§ Source material

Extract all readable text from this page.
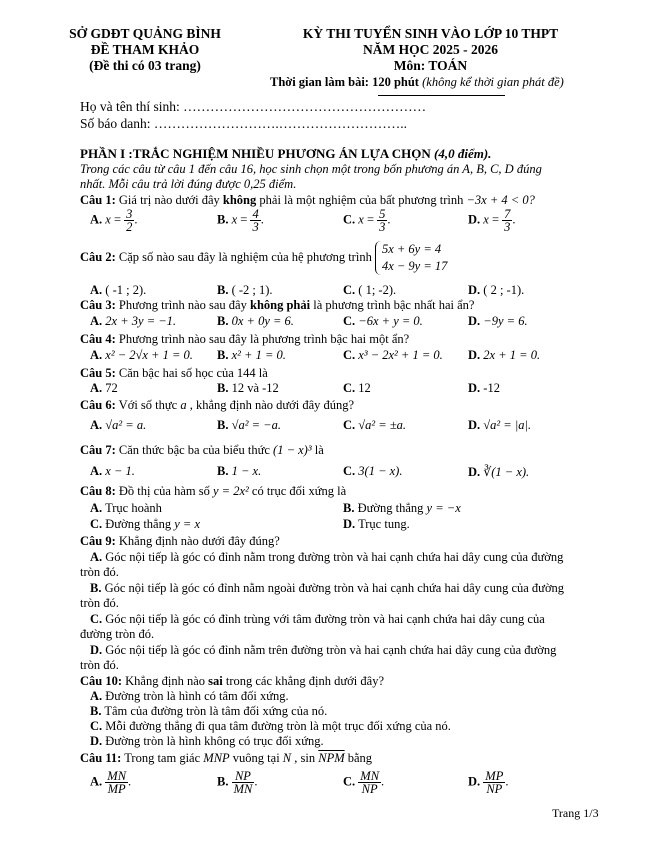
SỞ GDĐT QUẢNG BÌNH
ĐỀ THAM KHẢO
(Đề thi có 03 trang)
KỲ THI TUYỂN SINH VÀO LỚP 10 THPT
NĂM HỌC 2025 - 2026
Môn: TOÁN
Thời gian làm bài: 120 phút (không kể thời gian phát đề)
Họ và tên thí sinh: ………………………………………………
Số báo danh: ……………………….………………………..
PHẦN I :TRẮC NGHIỆM NHIỀU PHƯƠNG ÁN LỰA CHỌN (4,0 điểm).
Trong các câu từ câu 1 đến câu 16, học sinh chọn một trong bốn phương án A, B, C, D đúng
nhất. Mỗi câu trả lời đúng được 0,25 điểm.
Câu 1: Giá trị nào dưới đây không phải là một nghiệm của bất phương trình −3x + 4 < 0?
A. $x = \frac{3}{2}$ .	B. $x = \frac{4}{3}$ .	C. $x = \frac{5}{3}$ .	D. $x = \frac{7}{3}$ .
Câu 2: Cặp số nào sau đây là nghiệm của hệ phương trình
5x + 6y = 4
4x − 9y = 17
A. ( -1 ; 2).	B. ( -2 ; 1).	C. ( 1; -2).	D. ( 2 ; -1).
Câu 3: Phương trình nào sau đây không phải là phương trình bậc nhất hai ẩn?
A. 2x + 3y = −1.	B. 0x + 0y = 6.	C. −6x + y = 0.	D. −9y = 6.
Câu 4: Phương trình nào sau đây là phương trình bậc hai một ẩn?
A. x² − 2√x + 1 = 0. B. x² + 1 = 0.	C. x³ − 2x² + 1 = 0. D. 2x + 1 = 0.
Câu 5: Căn bậc hai số học của 144 là
A. 72	B. 12 và -12	C. 12	D. -12
Câu 6: Với số thực a , khẳng định nào dưới đây đúng?
A. √a² = a.	B. √a² = −a.	C. √a² = ±a.	D. √a² = |a|.
Câu 7: Căn thức bậc ba của biểu thức (1 − x)³ là
A. x − 1.	B. 1 − x.	C. 3(1 − x).	D. ∛(1 − x).
Câu 8: Đồ thị của hàm số y = 2x² có trục đối xứng là
A. Trục hoành	B. Đường thẳng y = −x
C. Đường thẳng y = x	D. Trục tung.
Câu 9: Khẳng định nào dưới đây đúng?
A. Góc nội tiếp là góc có đỉnh nằm trong đường tròn và hai cạnh chứa hai dây cung của đường
tròn đó.
B. Góc nội tiếp là góc có đỉnh nằm ngoài đường tròn và hai cạnh chứa hai dây cung của đường
tròn đó.
C. Góc nội tiếp là góc có đỉnh trùng với tâm đường tròn và hai cạnh chứa hai dây cung của
đường tròn đó.
D. Góc nội tiếp là góc có đỉnh nằm trên đường tròn và hai cạnh chứa hai dây cung của đường
tròn đó.
Câu 10: Khẳng định nào sai trong các khẳng định dưới đây?
A. Đường tròn là hình có tâm đối xứng.
B. Tâm của đường tròn là tâm đối xứng của nó.
C. Mỗi đường thẳng đi qua tâm đường tròn là một trục đối xứng của nó.
D. Đường tròn là hình không có trục đối xứng.
Câu 11: Trong tam giác MNP vuông tại N , $\sin \overline{NPM}$ bằng
A. $\frac{MN}{MP}$ .	B. $\frac{NP}{MN}$ .	C. $\frac{MN}{NP}$ .	D. $\frac{MP}{NP}$ .
Trang 1/3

§ Exercise
Return each line where "thẳng" shows up.

§ Result
A. Trục hoành	B. Đường thẳng y = −x
C. Đường thẳng y = x	D. Trục tung.
C. Mỗi đường thẳng đi qua tâm đường tròn là một trục đối xứng của nó.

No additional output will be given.